• PROBLEM DETAILS:
Give only the number of lines that include the string "location".

• EXTRACTED RECORDS:
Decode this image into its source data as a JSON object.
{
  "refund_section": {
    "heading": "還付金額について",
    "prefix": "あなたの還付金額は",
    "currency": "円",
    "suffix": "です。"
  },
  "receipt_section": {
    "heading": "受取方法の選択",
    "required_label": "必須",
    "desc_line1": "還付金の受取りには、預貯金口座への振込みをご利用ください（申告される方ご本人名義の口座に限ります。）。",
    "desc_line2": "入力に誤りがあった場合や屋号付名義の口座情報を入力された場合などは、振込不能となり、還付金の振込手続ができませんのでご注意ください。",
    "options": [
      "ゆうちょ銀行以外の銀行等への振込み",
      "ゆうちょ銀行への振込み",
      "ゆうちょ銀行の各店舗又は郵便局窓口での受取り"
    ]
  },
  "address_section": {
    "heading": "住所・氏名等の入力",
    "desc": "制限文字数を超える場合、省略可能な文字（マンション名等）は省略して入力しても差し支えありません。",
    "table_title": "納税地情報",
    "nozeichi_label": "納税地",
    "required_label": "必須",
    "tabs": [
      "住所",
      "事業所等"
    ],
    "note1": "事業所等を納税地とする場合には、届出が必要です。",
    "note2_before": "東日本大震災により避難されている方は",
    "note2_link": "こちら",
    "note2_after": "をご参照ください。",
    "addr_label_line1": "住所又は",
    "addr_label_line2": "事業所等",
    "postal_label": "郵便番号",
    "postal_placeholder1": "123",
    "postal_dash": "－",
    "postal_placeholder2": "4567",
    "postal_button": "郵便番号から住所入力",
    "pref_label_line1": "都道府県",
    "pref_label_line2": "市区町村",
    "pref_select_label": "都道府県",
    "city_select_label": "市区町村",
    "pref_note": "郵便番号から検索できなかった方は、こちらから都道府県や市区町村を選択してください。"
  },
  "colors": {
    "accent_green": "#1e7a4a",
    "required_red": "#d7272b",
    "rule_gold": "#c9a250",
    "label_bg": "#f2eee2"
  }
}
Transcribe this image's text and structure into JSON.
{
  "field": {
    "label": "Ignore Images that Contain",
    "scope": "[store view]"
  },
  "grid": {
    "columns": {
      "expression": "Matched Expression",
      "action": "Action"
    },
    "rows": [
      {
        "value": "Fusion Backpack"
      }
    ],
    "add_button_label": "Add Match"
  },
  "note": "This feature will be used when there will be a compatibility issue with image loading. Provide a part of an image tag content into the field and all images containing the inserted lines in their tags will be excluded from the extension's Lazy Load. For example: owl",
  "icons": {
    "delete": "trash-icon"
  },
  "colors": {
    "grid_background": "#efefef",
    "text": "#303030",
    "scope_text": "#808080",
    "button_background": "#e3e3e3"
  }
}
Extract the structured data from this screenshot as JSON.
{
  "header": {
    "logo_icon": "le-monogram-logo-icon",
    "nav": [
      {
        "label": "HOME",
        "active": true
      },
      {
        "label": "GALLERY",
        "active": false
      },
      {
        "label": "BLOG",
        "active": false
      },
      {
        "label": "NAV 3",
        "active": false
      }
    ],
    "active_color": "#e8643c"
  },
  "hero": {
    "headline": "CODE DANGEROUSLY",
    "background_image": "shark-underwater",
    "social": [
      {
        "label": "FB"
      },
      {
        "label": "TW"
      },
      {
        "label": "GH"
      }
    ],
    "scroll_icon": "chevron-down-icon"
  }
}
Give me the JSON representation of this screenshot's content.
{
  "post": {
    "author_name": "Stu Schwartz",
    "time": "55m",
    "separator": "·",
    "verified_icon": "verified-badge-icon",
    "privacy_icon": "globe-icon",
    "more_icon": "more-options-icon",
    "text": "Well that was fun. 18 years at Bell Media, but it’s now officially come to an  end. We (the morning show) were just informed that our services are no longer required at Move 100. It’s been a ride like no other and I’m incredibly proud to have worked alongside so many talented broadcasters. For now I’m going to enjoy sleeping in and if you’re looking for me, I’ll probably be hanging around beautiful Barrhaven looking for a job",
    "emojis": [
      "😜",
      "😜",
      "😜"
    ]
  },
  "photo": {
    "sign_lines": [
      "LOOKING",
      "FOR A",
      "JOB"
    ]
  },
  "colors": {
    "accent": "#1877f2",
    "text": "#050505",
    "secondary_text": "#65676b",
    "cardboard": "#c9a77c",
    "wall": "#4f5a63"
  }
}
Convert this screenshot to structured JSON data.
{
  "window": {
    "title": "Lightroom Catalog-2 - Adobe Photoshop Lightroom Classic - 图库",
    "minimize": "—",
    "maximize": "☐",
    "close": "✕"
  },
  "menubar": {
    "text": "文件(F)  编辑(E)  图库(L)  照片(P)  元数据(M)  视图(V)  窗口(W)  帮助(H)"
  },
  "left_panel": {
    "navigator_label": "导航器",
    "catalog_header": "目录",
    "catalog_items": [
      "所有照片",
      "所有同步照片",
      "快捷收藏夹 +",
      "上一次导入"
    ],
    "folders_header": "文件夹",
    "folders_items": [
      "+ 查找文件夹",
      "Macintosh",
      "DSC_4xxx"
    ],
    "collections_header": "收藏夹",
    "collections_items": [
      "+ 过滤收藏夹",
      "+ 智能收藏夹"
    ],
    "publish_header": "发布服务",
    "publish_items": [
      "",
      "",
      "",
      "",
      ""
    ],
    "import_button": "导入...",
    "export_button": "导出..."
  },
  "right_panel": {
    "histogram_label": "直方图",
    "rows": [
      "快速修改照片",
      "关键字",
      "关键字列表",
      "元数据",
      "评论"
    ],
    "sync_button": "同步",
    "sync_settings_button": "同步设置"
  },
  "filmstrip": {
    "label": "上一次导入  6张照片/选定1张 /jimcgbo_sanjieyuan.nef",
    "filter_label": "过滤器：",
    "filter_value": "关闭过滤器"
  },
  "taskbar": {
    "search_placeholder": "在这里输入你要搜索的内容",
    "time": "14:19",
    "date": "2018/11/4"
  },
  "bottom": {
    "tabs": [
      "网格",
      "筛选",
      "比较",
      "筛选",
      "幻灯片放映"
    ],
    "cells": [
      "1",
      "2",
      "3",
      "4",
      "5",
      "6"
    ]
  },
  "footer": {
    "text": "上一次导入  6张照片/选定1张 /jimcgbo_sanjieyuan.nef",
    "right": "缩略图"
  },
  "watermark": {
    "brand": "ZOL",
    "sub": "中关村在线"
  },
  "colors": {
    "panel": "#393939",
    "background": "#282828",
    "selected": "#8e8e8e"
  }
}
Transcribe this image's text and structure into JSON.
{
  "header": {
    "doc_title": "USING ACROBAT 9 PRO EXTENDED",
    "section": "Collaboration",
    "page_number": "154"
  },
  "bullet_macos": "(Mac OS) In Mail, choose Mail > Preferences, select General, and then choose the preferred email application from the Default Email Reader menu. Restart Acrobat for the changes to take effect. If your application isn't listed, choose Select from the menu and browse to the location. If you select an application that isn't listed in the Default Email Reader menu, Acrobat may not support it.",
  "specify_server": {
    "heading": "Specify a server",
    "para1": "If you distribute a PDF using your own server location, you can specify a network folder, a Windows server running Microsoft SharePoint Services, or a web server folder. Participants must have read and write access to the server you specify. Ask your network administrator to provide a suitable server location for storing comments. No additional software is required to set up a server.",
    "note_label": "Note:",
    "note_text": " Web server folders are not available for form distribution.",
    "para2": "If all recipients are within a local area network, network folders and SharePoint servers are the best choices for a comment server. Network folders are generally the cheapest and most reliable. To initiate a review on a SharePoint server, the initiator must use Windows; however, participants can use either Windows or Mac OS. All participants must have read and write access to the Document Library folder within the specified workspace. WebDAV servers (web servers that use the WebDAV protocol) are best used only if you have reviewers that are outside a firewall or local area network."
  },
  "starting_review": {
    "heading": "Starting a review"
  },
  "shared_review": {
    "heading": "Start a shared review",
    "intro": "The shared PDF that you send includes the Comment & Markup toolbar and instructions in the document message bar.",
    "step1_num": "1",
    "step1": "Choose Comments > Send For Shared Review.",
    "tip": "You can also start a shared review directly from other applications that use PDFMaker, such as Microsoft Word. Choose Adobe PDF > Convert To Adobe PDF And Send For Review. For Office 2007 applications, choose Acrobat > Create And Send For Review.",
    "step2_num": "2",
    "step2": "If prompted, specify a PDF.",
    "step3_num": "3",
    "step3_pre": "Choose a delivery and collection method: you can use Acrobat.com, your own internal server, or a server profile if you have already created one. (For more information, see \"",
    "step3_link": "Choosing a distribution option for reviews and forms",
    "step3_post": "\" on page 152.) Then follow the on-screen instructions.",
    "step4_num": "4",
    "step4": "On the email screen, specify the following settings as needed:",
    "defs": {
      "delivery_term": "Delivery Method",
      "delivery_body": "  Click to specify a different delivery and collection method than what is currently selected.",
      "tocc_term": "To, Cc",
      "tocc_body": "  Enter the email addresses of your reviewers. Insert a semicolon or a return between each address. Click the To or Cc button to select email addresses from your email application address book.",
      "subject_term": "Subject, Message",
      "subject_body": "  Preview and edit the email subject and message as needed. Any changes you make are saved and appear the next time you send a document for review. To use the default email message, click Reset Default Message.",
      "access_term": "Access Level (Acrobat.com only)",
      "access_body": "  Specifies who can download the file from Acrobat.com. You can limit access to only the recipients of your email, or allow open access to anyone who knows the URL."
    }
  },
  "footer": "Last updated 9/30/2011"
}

• OUTPUT:
2